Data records
>>>>

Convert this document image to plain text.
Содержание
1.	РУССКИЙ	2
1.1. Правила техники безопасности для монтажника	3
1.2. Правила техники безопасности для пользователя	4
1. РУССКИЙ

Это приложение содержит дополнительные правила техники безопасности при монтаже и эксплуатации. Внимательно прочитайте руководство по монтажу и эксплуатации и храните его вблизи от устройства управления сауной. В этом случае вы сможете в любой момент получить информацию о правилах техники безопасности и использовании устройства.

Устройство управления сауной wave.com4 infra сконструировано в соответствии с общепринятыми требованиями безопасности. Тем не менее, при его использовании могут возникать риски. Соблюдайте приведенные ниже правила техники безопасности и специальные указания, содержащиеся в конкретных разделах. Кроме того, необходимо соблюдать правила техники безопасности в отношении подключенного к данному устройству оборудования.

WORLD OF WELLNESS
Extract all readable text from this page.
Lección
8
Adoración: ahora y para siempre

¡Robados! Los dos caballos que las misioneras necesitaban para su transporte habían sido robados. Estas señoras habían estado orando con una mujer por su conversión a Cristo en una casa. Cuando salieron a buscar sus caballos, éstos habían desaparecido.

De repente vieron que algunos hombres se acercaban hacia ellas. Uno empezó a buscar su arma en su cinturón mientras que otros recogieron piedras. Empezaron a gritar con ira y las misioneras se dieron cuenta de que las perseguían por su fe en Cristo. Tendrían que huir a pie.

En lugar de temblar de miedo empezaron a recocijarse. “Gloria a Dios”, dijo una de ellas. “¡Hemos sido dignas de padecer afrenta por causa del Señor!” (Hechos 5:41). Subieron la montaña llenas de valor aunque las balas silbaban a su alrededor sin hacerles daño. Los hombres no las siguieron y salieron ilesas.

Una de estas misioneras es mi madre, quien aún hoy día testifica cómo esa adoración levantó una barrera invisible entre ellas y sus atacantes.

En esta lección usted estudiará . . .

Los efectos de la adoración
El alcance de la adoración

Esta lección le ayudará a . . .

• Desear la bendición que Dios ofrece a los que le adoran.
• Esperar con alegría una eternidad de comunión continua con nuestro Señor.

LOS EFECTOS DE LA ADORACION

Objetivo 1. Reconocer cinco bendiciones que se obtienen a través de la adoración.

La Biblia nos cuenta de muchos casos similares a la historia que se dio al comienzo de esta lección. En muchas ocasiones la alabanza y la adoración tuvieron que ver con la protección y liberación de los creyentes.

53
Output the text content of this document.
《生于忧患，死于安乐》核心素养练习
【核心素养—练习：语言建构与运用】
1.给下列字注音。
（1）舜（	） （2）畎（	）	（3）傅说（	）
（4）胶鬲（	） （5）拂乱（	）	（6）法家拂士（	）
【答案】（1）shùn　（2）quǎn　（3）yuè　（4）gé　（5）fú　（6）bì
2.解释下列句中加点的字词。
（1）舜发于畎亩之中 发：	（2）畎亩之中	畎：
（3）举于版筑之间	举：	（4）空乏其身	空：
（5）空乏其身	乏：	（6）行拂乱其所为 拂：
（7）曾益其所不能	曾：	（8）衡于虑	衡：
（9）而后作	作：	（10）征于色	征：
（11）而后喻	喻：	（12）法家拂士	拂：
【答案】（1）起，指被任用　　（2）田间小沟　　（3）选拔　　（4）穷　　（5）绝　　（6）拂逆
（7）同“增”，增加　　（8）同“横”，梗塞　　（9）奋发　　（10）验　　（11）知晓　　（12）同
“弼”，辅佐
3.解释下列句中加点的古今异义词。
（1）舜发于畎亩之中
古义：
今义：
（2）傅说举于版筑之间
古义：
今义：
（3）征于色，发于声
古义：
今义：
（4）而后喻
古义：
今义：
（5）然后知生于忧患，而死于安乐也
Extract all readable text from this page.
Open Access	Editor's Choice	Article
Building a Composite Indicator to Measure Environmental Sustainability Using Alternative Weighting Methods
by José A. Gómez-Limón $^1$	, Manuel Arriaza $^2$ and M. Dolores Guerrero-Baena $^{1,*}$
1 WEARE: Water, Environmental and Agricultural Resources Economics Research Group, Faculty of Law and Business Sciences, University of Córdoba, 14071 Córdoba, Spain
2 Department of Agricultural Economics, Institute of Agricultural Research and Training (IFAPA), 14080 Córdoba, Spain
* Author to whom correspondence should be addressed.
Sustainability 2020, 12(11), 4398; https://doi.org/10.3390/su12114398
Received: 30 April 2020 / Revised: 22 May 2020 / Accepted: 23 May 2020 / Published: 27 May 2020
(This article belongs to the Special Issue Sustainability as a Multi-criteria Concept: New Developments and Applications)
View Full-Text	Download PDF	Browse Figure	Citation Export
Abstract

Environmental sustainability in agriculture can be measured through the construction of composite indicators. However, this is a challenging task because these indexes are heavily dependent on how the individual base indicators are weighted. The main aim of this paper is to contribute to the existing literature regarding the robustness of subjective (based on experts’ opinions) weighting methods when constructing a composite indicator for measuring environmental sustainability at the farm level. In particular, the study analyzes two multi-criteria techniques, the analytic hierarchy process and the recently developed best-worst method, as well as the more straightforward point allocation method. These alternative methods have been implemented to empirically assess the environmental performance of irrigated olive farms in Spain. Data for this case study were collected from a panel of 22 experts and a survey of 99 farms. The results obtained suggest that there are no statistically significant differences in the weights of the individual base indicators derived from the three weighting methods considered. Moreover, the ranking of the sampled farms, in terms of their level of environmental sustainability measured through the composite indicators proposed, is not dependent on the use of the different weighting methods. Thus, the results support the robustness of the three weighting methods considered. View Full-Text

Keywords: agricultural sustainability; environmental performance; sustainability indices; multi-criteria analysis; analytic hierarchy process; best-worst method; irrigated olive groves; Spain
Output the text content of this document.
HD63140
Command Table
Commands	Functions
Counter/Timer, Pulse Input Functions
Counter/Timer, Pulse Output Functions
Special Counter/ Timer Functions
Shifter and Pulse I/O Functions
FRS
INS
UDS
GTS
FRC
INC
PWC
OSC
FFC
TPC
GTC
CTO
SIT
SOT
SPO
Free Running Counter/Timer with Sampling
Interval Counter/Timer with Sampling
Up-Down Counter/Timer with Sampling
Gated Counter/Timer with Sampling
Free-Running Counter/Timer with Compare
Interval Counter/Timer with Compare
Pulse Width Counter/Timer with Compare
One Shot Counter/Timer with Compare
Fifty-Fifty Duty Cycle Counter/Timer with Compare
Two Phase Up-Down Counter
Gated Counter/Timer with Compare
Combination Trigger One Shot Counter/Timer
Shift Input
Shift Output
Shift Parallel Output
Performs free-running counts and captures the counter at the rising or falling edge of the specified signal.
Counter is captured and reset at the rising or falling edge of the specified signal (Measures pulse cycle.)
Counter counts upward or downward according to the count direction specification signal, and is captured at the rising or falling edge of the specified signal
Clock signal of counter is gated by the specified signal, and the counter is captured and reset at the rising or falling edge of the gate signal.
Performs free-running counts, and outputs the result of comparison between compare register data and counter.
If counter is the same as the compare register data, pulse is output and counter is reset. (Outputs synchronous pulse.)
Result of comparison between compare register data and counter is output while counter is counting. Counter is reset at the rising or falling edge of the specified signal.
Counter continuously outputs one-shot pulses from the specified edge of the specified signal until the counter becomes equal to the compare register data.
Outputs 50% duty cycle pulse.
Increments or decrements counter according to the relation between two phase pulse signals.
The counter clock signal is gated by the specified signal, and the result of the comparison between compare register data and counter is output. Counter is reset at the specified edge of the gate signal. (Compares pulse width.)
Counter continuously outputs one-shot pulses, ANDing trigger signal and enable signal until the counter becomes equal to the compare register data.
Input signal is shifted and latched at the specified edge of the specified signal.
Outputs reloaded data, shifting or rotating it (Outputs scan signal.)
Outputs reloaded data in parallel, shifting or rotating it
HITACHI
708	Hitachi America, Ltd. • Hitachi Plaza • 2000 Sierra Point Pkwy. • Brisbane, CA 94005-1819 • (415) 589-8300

<<<<

[What you need to do]
Restate the whole listing exactly, leaving out nothing.

[Response]
Convert this document image to plain text.
Содержание
1.	РУССКИЙ	2
1.1. Правила техники безопасности для монтажника	3
1.2. Правила техники безопасности для пользователя	4
1. РУССКИЙ

Это приложение содержит дополнительные правила техники безопасности при монтаже и эксплуатации. Внимательно прочитайте руководство по монтажу и эксплуатации и храните его вблизи от устройства управления сауной. В этом случае вы сможете в любой момент получить информацию о правилах техники безопасности и использовании устройства.

Устройство управления сауной wave.com4 infra сконструировано в соответствии с общепринятыми требованиями безопасности. Тем не менее, при его использовании могут возникать риски. Соблюдайте приведенные ниже правила техники безопасности и специальные указания, содержащиеся в конкретных разделах. Кроме того, необходимо соблюдать правила техники безопасности в отношении подключенного к данному устройству оборудования.

WORLD OF WELLNESS
Extract all readable text from this page.
Lección
8
Adoración: ahora y para siempre

¡Robados! Los dos caballos que las misioneras necesitaban para su transporte habían sido robados. Estas señoras habían estado orando con una mujer por su conversión a Cristo en una casa. Cuando salieron a buscar sus caballos, éstos habían desaparecido.

De repente vieron que algunos hombres se acercaban hacia ellas. Uno empezó a buscar su arma en su cinturón mientras que otros recogieron piedras. Empezaron a gritar con ira y las misioneras se dieron cuenta de que las perseguían por su fe en Cristo. Tendrían que huir a pie.

En lugar de temblar de miedo empezaron a recocijarse. “Gloria a Dios”, dijo una de ellas. “¡Hemos sido dignas de padecer afrenta por causa del Señor!” (Hechos 5:41). Subieron la montaña llenas de valor aunque las balas silbaban a su alrededor sin hacerles daño. Los hombres no las siguieron y salieron ilesas.

Una de estas misioneras es mi madre, quien aún hoy día testifica cómo esa adoración levantó una barrera invisible entre ellas y sus atacantes.

En esta lección usted estudiará . . .

Los efectos de la adoración
El alcance de la adoración

Esta lección le ayudará a . . .

• Desear la bendición que Dios ofrece a los que le adoran.
• Esperar con alegría una eternidad de comunión continua con nuestro Señor.

LOS EFECTOS DE LA ADORACION

Objetivo 1. Reconocer cinco bendiciones que se obtienen a través de la adoración.

La Biblia nos cuenta de muchos casos similares a la historia que se dio al comienzo de esta lección. En muchas ocasiones la alabanza y la adoración tuvieron que ver con la protección y liberación de los creyentes.

53
Output the text content of this document.
《生于忧患，死于安乐》核心素养练习
【核心素养—练习：语言建构与运用】
1.给下列字注音。
（1）舜（	） （2）畎（	）	（3）傅说（	）
（4）胶鬲（	） （5）拂乱（	）	（6）法家拂士（	）
【答案】（1）shùn　（2）quǎn　（3）yuè　（4）gé　（5）fú　（6）bì
2.解释下列句中加点的字词。
（1）舜发于畎亩之中 发：	（2）畎亩之中	畎：
（3）举于版筑之间	举：	（4）空乏其身	空：
（5）空乏其身	乏：	（6）行拂乱其所为 拂：
（7）曾益其所不能	曾：	（8）衡于虑	衡：
（9）而后作	作：	（10）征于色	征：
（11）而后喻	喻：	（12）法家拂士	拂：
【答案】（1）起，指被任用　　（2）田间小沟　　（3）选拔　　（4）穷　　（5）绝　　（6）拂逆
（7）同“增”，增加　　（8）同“横”，梗塞　　（9）奋发　　（10）验　　（11）知晓　　（12）同
“弼”，辅佐
3.解释下列句中加点的古今异义词。
（1）舜发于畎亩之中
古义：
今义：
（2）傅说举于版筑之间
古义：
今义：
（3）征于色，发于声
古义：
今义：
（4）而后喻
古义：
今义：
（5）然后知生于忧患，而死于安乐也
Extract all readable text from this page.
Open Access	Editor's Choice	Article
Building a Composite Indicator to Measure Environmental Sustainability Using Alternative Weighting Methods
by José A. Gómez-Limón $^1$	, Manuel Arriaza $^2$ and M. Dolores Guerrero-Baena $^{1,*}$
1 WEARE: Water, Environmental and Agricultural Resources Economics Research Group, Faculty of Law and Business Sciences, University of Córdoba, 14071 Córdoba, Spain
2 Department of Agricultural Economics, Institute of Agricultural Research and Training (IFAPA), 14080 Córdoba, Spain
* Author to whom correspondence should be addressed.
Sustainability 2020, 12(11), 4398; https://doi.org/10.3390/su12114398
Received: 30 April 2020 / Revised: 22 May 2020 / Accepted: 23 May 2020 / Published: 27 May 2020
(This article belongs to the Special Issue Sustainability as a Multi-criteria Concept: New Developments and Applications)
View Full-Text	Download PDF	Browse Figure	Citation Export
Abstract

Environmental sustainability in agriculture can be measured through the construction of composite indicators. However, this is a challenging task because these indexes are heavily dependent on how the individual base indicators are weighted. The main aim of this paper is to contribute to the existing literature regarding the robustness of subjective (based on experts’ opinions) weighting methods when constructing a composite indicator for measuring environmental sustainability at the farm level. In particular, the study analyzes two multi-criteria techniques, the analytic hierarchy process and the recently developed best-worst method, as well as the more straightforward point allocation method. These alternative methods have been implemented to empirically assess the environmental performance of irrigated olive farms in Spain. Data for this case study were collected from a panel of 22 experts and a survey of 99 farms. The results obtained suggest that there are no statistically significant differences in the weights of the individual base indicators derived from the three weighting methods considered. Moreover, the ranking of the sampled farms, in terms of their level of environmental sustainability measured through the composite indicators proposed, is not dependent on the use of the different weighting methods. Thus, the results support the robustness of the three weighting methods considered. View Full-Text

Keywords: agricultural sustainability; environmental performance; sustainability indices; multi-criteria analysis; analytic hierarchy process; best-worst method; irrigated olive groves; Spain
Output the text content of this document.
HD63140
Command Table
Commands	Functions
Counter/Timer, Pulse Input Functions
Counter/Timer, Pulse Output Functions
Special Counter/ Timer Functions
Shifter and Pulse I/O Functions
FRS
INS
UDS
GTS
FRC
INC
PWC
OSC
FFC
TPC
GTC
CTO
SIT
SOT
SPO
Free Running Counter/Timer with Sampling
Interval Counter/Timer with Sampling
Up-Down Counter/Timer with Sampling
Gated Counter/Timer with Sampling
Free-Running Counter/Timer with Compare
Interval Counter/Timer with Compare
Pulse Width Counter/Timer with Compare
One Shot Counter/Timer with Compare
Fifty-Fifty Duty Cycle Counter/Timer with Compare
Two Phase Up-Down Counter
Gated Counter/Timer with Compare
Combination Trigger One Shot Counter/Timer
Shift Input
Shift Output
Shift Parallel Output
Performs free-running counts and captures the counter at the rising or falling edge of the specified signal.
Counter is captured and reset at the rising or falling edge of the specified signal (Measures pulse cycle.)
Counter counts upward or downward according to the count direction specification signal, and is captured at the rising or falling edge of the specified signal
Clock signal of counter is gated by the specified signal, and the counter is captured and reset at the rising or falling edge of the gate signal.
Performs free-running counts, and outputs the result of comparison between compare register data and counter.
If counter is the same as the compare register data, pulse is output and counter is reset. (Outputs synchronous pulse.)
Result of comparison between compare register data and counter is output while counter is counting. Counter is reset at the rising or falling edge of the specified signal.
Counter continuously outputs one-shot pulses from the specified edge of the specified signal until the counter becomes equal to the compare register data.
Outputs 50% duty cycle pulse.
Increments or decrements counter according to the relation between two phase pulse signals.
The counter clock signal is gated by the specified signal, and the result of the comparison between compare register data and counter is output. Counter is reset at the specified edge of the gate signal. (Compares pulse width.)
Counter continuously outputs one-shot pulses, ANDing trigger signal and enable signal until the counter becomes equal to the compare register data.
Input signal is shifted and latched at the specified edge of the specified signal.
Outputs reloaded data, shifting or rotating it (Outputs scan signal.)
Outputs reloaded data in parallel, shifting or rotating it
HITACHI
708	Hitachi America, Ltd. • Hitachi Plaza • 2000 Sierra Point Pkwy. • Brisbane, CA 94005-1819 • (415) 589-8300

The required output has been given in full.